## [Arbeitsauftrag]
Setzen Sie bitte den Text über Jitterbit und Olivers Gespräche im Anschluss an seinen letzten Satz fort.

## [Vorgegebener Text]
########################################
Die Software Jitterbit ermöglicht eine Datenintegration auf der Salesforce-Plattform. Zuerst war das Produkt als eierlegende Wollmilchsau konzipiert, hatte also einen riesigen Funktionsumfang. Da die Verkaufserfolge bescheiden waren, hat das Unternehmen eine Nutzeranalyse durchgeführt. Das Ergebnis: Hauptzielgruppen sind Salesforce-Administratoren. Diese sind überwiegend weiblich und Anfang 30. Auf Basis der Analyse hat Jitterbit die Unternehmenswebsite umgestaltet, um die weibliche Zielgruppe stärker anzusprechen. Gleichzeitig wurde der Funktionsumfang der Software reduziert, dadurch konnte der Preis gesenkt werden. Inzwischen beläuft sich der jährliche Umsatz von Jitterbit auf 120 Millionen US-Dollar.

 

Oliver: Noch mehr als einzelne Unternehmen sind mir bestimmte Gespräche in Erinnerung geblieben, die mich persönlich bei meiner Challenge vorangebracht haben. Beispielsweise hat ein Marketingexperte aufgezeigt, wie direkter und indirekter Vertrieb am besten funktionieren. Ein Coach der University of Berkeley hat das Business Model Canvas in eine Software gegossen, die alle Elemente des entwickelten Geschäftsmodells abbildet.
########################################
## [Datenauszug]
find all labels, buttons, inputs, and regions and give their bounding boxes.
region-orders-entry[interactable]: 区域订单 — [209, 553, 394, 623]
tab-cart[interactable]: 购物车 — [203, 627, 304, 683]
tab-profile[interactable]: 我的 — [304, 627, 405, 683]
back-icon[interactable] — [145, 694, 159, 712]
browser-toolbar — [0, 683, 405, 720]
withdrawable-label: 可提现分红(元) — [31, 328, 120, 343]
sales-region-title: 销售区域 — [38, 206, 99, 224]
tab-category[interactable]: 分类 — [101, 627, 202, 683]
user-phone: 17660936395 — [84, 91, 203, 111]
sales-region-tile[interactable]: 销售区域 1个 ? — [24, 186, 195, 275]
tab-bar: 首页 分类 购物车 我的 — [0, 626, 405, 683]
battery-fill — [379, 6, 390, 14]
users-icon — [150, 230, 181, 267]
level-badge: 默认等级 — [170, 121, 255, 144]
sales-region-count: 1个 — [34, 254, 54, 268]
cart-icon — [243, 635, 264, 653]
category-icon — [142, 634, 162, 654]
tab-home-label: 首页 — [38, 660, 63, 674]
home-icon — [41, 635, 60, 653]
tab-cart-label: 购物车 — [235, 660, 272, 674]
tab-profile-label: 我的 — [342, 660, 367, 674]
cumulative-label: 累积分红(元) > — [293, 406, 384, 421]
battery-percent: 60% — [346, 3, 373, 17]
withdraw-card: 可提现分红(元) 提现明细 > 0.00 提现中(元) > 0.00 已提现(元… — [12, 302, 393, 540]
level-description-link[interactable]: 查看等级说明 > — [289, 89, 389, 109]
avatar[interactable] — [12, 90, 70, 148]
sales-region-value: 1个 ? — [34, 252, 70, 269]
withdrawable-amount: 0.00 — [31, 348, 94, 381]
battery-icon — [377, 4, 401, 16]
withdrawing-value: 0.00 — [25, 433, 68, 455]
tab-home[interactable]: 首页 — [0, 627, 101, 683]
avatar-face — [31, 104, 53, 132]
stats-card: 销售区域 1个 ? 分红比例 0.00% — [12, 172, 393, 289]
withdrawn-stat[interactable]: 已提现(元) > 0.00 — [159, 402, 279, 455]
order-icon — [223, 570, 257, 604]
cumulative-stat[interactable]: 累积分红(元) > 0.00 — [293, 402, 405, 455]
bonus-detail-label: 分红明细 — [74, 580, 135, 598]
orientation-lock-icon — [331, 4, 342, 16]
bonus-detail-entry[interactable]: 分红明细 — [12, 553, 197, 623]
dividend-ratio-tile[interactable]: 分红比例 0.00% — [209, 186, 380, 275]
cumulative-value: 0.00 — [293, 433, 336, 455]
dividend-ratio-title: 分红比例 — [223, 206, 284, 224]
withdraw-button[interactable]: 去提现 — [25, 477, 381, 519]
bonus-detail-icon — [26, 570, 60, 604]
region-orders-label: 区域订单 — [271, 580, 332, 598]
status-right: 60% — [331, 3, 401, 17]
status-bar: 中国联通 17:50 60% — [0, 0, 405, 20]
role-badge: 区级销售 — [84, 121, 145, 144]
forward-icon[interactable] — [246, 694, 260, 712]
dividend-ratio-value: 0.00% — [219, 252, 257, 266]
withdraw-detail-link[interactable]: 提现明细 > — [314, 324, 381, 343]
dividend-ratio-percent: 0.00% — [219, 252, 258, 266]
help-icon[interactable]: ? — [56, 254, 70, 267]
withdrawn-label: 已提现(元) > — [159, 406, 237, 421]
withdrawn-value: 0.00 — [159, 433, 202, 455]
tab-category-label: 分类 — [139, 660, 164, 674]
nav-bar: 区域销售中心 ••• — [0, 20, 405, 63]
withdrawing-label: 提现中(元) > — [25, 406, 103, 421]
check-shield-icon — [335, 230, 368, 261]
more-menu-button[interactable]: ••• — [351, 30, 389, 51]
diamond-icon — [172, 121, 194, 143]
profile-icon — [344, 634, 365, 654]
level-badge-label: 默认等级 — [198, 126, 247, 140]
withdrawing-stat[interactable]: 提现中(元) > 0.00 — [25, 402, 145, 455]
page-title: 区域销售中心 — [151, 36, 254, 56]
########################################
## [Antwortbereich]
 

Wie fällt eure Bilanz des Trips aus?

Oliver: Absolut positiv. Ich konnte zahlreiche Anregungen und viel Know-how mitnehmen. Ich habe gelernt, auf was bei der Produktdefinition zu achten ist, damit das Produkt erfolgreich wird. Auch der Besuch beim Instant-Messaging-Dienst Slack war sehr lehrreich. Dort ging es um die Frage, wie ein Unternehmen Kunden auf seine Plattform bekommt. Slack bietet zunächst einen kostenfreien, aber schon recht umfangreichen Account mit Registrierung. Zusätzlich stehen mehrere kostenpflichtige Varianten mit weiteren Funktionen zur Auswahl. Ein ähnliches Prinzip werden wir bei unserer Software SECMENDO anwenden.

 

Loren: Direkt nach unserer Rückkehr aus dem InnovationCamp hatte ich mich voller Euphorie daran gemacht, die gewonnenen Erkenntnisse im eigenen Unternehmen umzusetzen. Mittlerweile habe ich festgestellt, dass es nicht ganz so einfach ist, die Methoden des Silicon Valley zu implementieren. Es braucht eine gewisse Zeit, bis alle die neuen Herangehensweisen, beispielsweise in Bezug auf die Customer Discovery, verinnerlicht haben. Aber wir kommen Schritt für Schritt voran.

 

Welche persönlichen und beruflichen Erkenntnisse habt ihr mitgenommen?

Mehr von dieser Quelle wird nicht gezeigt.